**WHAT YOU SHOULD DO:** Find the lines that contain the word "value" and copy each one.

**INPUT:**

===============

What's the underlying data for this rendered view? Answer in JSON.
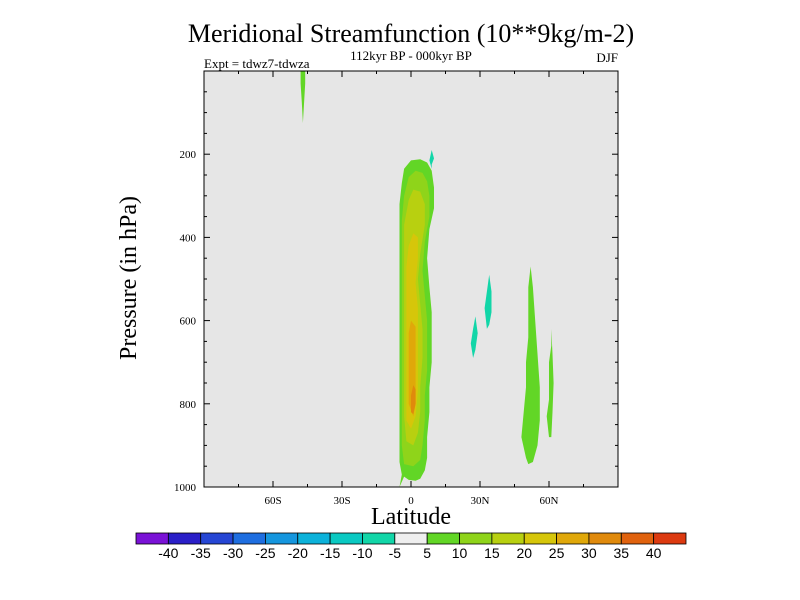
{
  "chart_data": {
    "type": "contour",
    "title": "Meridional Streamfunction (10**9kg/m-2)",
    "subtitle": "112kyr BP - 000kyr BP",
    "expt_label": "Expt = tdwz7-tdwza",
    "season": "DJF",
    "xlabel": "Latitude",
    "ylabel": "Pressure (in hPa)",
    "xlim": [
      -90,
      90
    ],
    "ylim": [
      1000,
      0
    ],
    "x_ticks": [
      {
        "value": -60,
        "label": "60S"
      },
      {
        "value": -30,
        "label": "30S"
      },
      {
        "value": 0,
        "label": "0"
      },
      {
        "value": 30,
        "label": "30N"
      },
      {
        "value": 60,
        "label": "60N"
      }
    ],
    "y_ticks": [
      {
        "value": 200,
        "label": "200"
      },
      {
        "value": 400,
        "label": "400"
      },
      {
        "value": 600,
        "label": "600"
      },
      {
        "value": 800,
        "label": "800"
      },
      {
        "value": 1000,
        "label": "1000"
      }
    ],
    "colorbar": {
      "labels": [
        "-40",
        "-35",
        "-30",
        "-25",
        "-20",
        "-15",
        "-10",
        "-5",
        "5",
        "10",
        "15",
        "20",
        "25",
        "30",
        "35",
        "40"
      ],
      "colors": [
        "#7a12d6",
        "#2a1fc8",
        "#2646d4",
        "#1e6ee0",
        "#1596de",
        "#0cb2da",
        "#0ac9c2",
        "#12d6a8",
        "#efefef",
        "#62d626",
        "#8fd41a",
        "#b8d010",
        "#d6c60a",
        "#e0a80a",
        "#e08a0c",
        "#e0620e",
        "#dc3a10"
      ]
    },
    "contours": [
      {
        "level": 5,
        "color": "#62d626",
        "polygon": [
          [
            -5,
            1000
          ],
          [
            -4,
            970
          ],
          [
            -5,
            940
          ],
          [
            -5,
            900
          ],
          [
            -5,
            850
          ],
          [
            -5,
            800
          ],
          [
            -5,
            740
          ],
          [
            -5,
            680
          ],
          [
            -5,
            620
          ],
          [
            -5,
            560
          ],
          [
            -5,
            500
          ],
          [
            -5,
            440
          ],
          [
            -5,
            380
          ],
          [
            -5,
            320
          ],
          [
            -4,
            270
          ],
          [
            -3,
            235
          ],
          [
            0,
            215
          ],
          [
            4,
            212
          ],
          [
            7,
            220
          ],
          [
            9,
            240
          ],
          [
            10,
            280
          ],
          [
            10,
            330
          ],
          [
            8,
            380
          ],
          [
            7,
            450
          ],
          [
            8,
            520
          ],
          [
            9,
            580
          ],
          [
            9,
            640
          ],
          [
            9,
            700
          ],
          [
            8,
            760
          ],
          [
            8,
            820
          ],
          [
            7,
            880
          ],
          [
            7,
            930
          ],
          [
            6,
            960
          ],
          [
            4,
            980
          ],
          [
            2,
            985
          ],
          [
            -1,
            983
          ],
          [
            -3,
            975
          ]
        ]
      },
      {
        "level": 10,
        "color": "#8fd41a",
        "polygon": [
          [
            -3,
            945
          ],
          [
            -4,
            900
          ],
          [
            -4,
            840
          ],
          [
            -4,
            760
          ],
          [
            -4,
            680
          ],
          [
            -4,
            600
          ],
          [
            -4,
            520
          ],
          [
            -4,
            440
          ],
          [
            -4,
            360
          ],
          [
            -3,
            300
          ],
          [
            -1,
            255
          ],
          [
            2,
            240
          ],
          [
            5,
            245
          ],
          [
            7,
            265
          ],
          [
            8,
            300
          ],
          [
            8,
            350
          ],
          [
            6,
            410
          ],
          [
            5,
            480
          ],
          [
            6,
            540
          ],
          [
            7,
            600
          ],
          [
            7,
            660
          ],
          [
            7,
            720
          ],
          [
            6,
            780
          ],
          [
            6,
            840
          ],
          [
            5,
            900
          ],
          [
            4,
            935
          ],
          [
            1,
            950
          ]
        ]
      },
      {
        "level": 15,
        "color": "#b8d010",
        "polygon": [
          [
            -2,
            890
          ],
          [
            -3,
            830
          ],
          [
            -3,
            760
          ],
          [
            -3,
            680
          ],
          [
            -3,
            600
          ],
          [
            -3,
            520
          ],
          [
            -3,
            440
          ],
          [
            -3,
            370
          ],
          [
            -1,
            310
          ],
          [
            1,
            285
          ],
          [
            4,
            290
          ],
          [
            6,
            320
          ],
          [
            6,
            370
          ],
          [
            4,
            440
          ],
          [
            3,
            500
          ],
          [
            4,
            560
          ],
          [
            5,
            620
          ],
          [
            5,
            690
          ],
          [
            4,
            760
          ],
          [
            4,
            820
          ],
          [
            3,
            870
          ],
          [
            1,
            900
          ]
        ]
      },
      {
        "level": 20,
        "color": "#d6c60a",
        "polygon": [
          [
            -2,
            840
          ],
          [
            -2,
            770
          ],
          [
            -2,
            700
          ],
          [
            -2,
            620
          ],
          [
            -2,
            540
          ],
          [
            -2,
            470
          ],
          [
            -1,
            420
          ],
          [
            1,
            390
          ],
          [
            3,
            400
          ],
          [
            3,
            450
          ],
          [
            2,
            510
          ],
          [
            3,
            570
          ],
          [
            3,
            630
          ],
          [
            3,
            700
          ],
          [
            3,
            770
          ],
          [
            2,
            830
          ],
          [
            0,
            860
          ]
        ]
      },
      {
        "level": 25,
        "color": "#e0a80a",
        "polygon": [
          [
            -1,
            800
          ],
          [
            -1,
            740
          ],
          [
            -1,
            680
          ],
          [
            -1,
            630
          ],
          [
            0,
            600
          ],
          [
            2,
            615
          ],
          [
            2,
            680
          ],
          [
            2,
            740
          ],
          [
            2,
            800
          ],
          [
            1,
            830
          ]
        ]
      },
      {
        "level": 30,
        "color": "#e08a0c",
        "polygon": [
          [
            0,
            820
          ],
          [
            0,
            780
          ],
          [
            1,
            755
          ],
          [
            2,
            765
          ],
          [
            2,
            800
          ],
          [
            1,
            825
          ]
        ]
      },
      {
        "level": 5,
        "color": "#62d626",
        "polygon": [
          [
            -48,
            0
          ],
          [
            -46,
            0
          ],
          [
            -46,
            30
          ],
          [
            -46.5,
            75
          ],
          [
            -47,
            125
          ],
          [
            -47.5,
            75
          ],
          [
            -48,
            30
          ]
        ]
      },
      {
        "level": -5,
        "color": "#12d6a8",
        "polygon": [
          [
            9,
            235
          ],
          [
            8,
            215
          ],
          [
            9,
            190
          ],
          [
            10,
            210
          ],
          [
            9,
            225
          ]
        ]
      },
      {
        "level": -5,
        "color": "#12d6a8",
        "polygon": [
          [
            27,
            690
          ],
          [
            26,
            655
          ],
          [
            27,
            620
          ],
          [
            28,
            590
          ],
          [
            29,
            630
          ],
          [
            28,
            670
          ]
        ]
      },
      {
        "level": -5,
        "color": "#12d6a8",
        "polygon": [
          [
            33,
            620
          ],
          [
            32,
            570
          ],
          [
            33,
            530
          ],
          [
            34,
            490
          ],
          [
            35,
            530
          ],
          [
            35,
            580
          ],
          [
            34,
            610
          ]
        ]
      },
      {
        "level": 5,
        "color": "#62d626",
        "polygon": [
          [
            50,
            930
          ],
          [
            48,
            880
          ],
          [
            49,
            820
          ],
          [
            50,
            760
          ],
          [
            50,
            700
          ],
          [
            51,
            640
          ],
          [
            51,
            580
          ],
          [
            51,
            520
          ],
          [
            52,
            470
          ],
          [
            53,
            520
          ],
          [
            54,
            600
          ],
          [
            55,
            680
          ],
          [
            56,
            760
          ],
          [
            56,
            840
          ],
          [
            55,
            900
          ],
          [
            53,
            940
          ],
          [
            51,
            945
          ]
        ]
      },
      {
        "level": 5,
        "color": "#62d626",
        "polygon": [
          [
            60,
            880
          ],
          [
            59,
            830
          ],
          [
            60,
            790
          ],
          [
            60,
            740
          ],
          [
            60,
            700
          ],
          [
            61,
            660
          ],
          [
            61,
            620
          ],
          [
            61.5,
            680
          ],
          [
            62,
            750
          ],
          [
            61.5,
            820
          ],
          [
            61,
            880
          ]
        ]
      }
    ]
  }
}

===============

**FINAL ANSWER:**
        "value": -60,
        "value": -30,
        "value": 0,
        "value": 30,
        "value": 60,
        "value": 200,
        "value": 400,
        "value": 600,
        "value": 800,
        "value": 1000,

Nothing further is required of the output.